Tarefas e exercícios =
- a) Reescreva de forma mais curta o parágrafo do texto sobre a compra de celulares pela Câmara de Rosário do Sul que começa com “O município de Rosário do Sul”. Mantenha os fatos principais.
- b) Dê a continuação do texto sobre a compra de celulares pela Câmara de Rosário do Sul a partir da última frase apresentada.

Texto de estudo =
╭──
O município de Rosário do Sul, na região sudoeste do Estado, vive nos últimos dias um episódio de tensão política após a Câmara de Vereadores homologar a compra de smartphones de alto custo, incluindo iPhones de última geração, por quase R$ 50 mil reais. A aquisição, destinada à Presidência e à Assessoria de Imprensa, provocou reação imediata de moradores, dividiu opiniões e colocou o Legislativo no centro de críticas sobre prioridades no uso de recursos públicos.
Conforme os registros administrativos, foram adquiridos três iPhone 17 Pro Max (256GB) e dois Xiaomi F8 Pro (12GB RAM/256GB), pelo valor unitário de R$ 12.200, totalizando R$ 36.600. Também foram compradas duas unidades do Xiaomi F8 Pro (12GB/256GB) ao custo de R$ 4.615 cada, somando R$ 9.230. Ao todo, o investimento atingiu R$ 45.830.
A contratação foi formalizada com base em procedimento previsto na legislação de compras públicas. Até o momento, a documentação analisada não aponta irregularidade formal, mas o investimento passou a ser alvo de questionamentos pela população local.
Entre as manifestações, moradores relacionaram o gasto ao cenário enfrentado por serviços essenciais no município. Uma publicação amplamente compartilhada afirmou:
“Enquanto médicos do nosso único hospital enfrentam meses de salários atrasados e a dívida com a saúde chega a milhões, a Câmara acha justo gastar R$ 45.830 em cinco celulares de luxo. É um tapa na cara do cidadão.”
╰──
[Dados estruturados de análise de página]
╭──
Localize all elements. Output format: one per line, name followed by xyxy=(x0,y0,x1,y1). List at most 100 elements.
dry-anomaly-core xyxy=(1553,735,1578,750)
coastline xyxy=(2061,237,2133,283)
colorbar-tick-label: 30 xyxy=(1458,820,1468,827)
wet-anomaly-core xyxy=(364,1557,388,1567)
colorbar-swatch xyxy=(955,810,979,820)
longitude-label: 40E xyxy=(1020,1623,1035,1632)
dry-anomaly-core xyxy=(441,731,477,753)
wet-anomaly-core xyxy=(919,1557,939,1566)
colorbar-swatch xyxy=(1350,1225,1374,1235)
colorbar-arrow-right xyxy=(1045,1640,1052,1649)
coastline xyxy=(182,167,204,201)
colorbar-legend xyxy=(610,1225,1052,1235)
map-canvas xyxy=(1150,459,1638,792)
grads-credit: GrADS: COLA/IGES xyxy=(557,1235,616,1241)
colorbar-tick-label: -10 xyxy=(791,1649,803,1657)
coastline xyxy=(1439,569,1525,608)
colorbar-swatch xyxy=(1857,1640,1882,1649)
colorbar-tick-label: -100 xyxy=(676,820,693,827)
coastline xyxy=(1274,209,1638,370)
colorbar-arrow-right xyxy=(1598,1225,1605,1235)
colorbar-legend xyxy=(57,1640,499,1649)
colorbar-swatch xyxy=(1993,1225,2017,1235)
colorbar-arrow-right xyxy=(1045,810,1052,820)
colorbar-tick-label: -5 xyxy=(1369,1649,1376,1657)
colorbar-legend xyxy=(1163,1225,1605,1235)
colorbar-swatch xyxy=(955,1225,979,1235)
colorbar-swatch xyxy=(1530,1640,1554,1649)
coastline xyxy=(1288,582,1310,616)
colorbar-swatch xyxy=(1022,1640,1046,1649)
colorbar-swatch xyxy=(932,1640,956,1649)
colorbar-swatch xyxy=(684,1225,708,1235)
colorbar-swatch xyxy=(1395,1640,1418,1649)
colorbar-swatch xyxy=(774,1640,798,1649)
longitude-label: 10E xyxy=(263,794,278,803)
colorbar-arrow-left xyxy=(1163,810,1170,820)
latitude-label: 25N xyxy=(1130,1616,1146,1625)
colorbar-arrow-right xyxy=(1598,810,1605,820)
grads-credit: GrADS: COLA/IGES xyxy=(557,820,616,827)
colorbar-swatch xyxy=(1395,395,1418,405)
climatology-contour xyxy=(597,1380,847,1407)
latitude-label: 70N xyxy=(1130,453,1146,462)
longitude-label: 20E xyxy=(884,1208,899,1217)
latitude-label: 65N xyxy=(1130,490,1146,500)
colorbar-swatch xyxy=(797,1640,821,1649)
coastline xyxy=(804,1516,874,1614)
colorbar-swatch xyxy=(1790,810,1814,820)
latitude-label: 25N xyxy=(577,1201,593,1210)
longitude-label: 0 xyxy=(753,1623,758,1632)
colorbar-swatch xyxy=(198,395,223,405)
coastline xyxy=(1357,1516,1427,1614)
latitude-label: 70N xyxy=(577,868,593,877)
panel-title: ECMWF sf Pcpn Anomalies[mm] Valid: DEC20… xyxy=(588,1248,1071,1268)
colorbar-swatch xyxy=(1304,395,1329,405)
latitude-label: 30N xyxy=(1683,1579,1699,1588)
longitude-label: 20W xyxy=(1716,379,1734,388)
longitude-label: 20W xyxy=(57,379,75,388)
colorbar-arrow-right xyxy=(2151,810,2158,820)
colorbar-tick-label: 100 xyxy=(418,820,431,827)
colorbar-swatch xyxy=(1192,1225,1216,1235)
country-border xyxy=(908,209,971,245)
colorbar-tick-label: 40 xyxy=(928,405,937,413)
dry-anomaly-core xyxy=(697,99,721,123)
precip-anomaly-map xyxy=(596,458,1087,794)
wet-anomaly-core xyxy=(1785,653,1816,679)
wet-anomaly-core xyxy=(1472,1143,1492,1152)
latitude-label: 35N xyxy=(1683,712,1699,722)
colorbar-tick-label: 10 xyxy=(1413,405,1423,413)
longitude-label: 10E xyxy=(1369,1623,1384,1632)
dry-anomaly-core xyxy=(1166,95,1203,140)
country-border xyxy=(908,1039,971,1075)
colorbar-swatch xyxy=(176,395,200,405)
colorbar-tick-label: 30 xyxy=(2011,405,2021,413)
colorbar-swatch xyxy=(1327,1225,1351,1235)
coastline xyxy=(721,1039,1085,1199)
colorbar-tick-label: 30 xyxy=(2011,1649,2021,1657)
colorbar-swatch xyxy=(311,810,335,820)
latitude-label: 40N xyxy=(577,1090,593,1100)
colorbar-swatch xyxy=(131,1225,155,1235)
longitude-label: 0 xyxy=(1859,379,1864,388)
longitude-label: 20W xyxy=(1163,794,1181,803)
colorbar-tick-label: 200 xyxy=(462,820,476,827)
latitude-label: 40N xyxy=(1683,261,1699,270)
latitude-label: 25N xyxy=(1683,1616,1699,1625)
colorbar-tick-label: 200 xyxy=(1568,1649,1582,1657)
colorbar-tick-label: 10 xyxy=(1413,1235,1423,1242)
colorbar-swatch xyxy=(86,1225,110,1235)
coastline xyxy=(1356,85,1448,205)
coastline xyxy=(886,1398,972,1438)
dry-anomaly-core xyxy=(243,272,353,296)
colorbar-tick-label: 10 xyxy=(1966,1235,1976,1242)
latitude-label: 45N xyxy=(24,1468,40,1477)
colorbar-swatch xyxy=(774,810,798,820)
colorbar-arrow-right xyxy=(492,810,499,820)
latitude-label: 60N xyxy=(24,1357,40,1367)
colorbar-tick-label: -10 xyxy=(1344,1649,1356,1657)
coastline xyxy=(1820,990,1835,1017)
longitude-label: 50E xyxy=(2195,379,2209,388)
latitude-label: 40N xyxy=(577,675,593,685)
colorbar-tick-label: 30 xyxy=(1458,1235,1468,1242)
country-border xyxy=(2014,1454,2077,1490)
╰──
Resultados das tarefas =
- a) A Câmara de Vereadores de Rosário do Sul, no sudoeste do Estado, homologou a compra de smartphones caros por quase R$ 50 mil, entre eles iPhones de última geração, para a Presidência e a Assessoria de Imprensa. A compra provocou reação imediata dos moradores e dividiu opiniões. Com isso, o Legislativo passou a ser criticado pelas prioridades no uso do dinheiro público.

- b)
Outros comentários demonstraram indignação com a aplicação de recursos públicos e críticas à percepção de distanciamento entre representantes e realidade social: “Um município com tantas demandas não tem esse cacife todo. Nossos representantes perdem a essência e depois não sabem por que não se reelegem.”
Além das críticas diretas, parte das reações adotou tom irônico, comparando a aquisição a programas sociais e políticas públicas, e afirmando que se trataria de uma espécie de “auxílio iPhone”. Um dos comentários que circulou nas redes dizia:
“Nova política pública lançada: Programa Meu iPhone, Minha Vida. Porque afinal, quem precisa de rua sem buraco, remédio no posto ou escola estruturada quando se pode investir em tecnologia de ponta? Vai ver é inclusão digital… só esqueceram de incluir a população.”
Em contraponto às críticas, o vereador Jeferson Ortiz (PSDB) afirmou ter solicitado um dos aparelhos e assumiu publicamente o pedido. Segundo ele, o smartphone é ferramenta de trabalho para produção de conteúdo e fiscalização. O parlamentar destacou a transparência do processo e declarou que a aquisição seguiu trâmites oficiais, ressaltando que as informações estão disponíveis em edital e registros públicos.
“Eu fui um dos que solicitei um iPhone 17 Pro Max desse modelo. E eu assumo, eu fiz esse pedido e eu fui atendido. Eu trabalho com rede social desde 2020, é o meu instrumento de trabalho. Você pode até questionar o valor, mas foi uma solicitação minha”, declarou em vídeo.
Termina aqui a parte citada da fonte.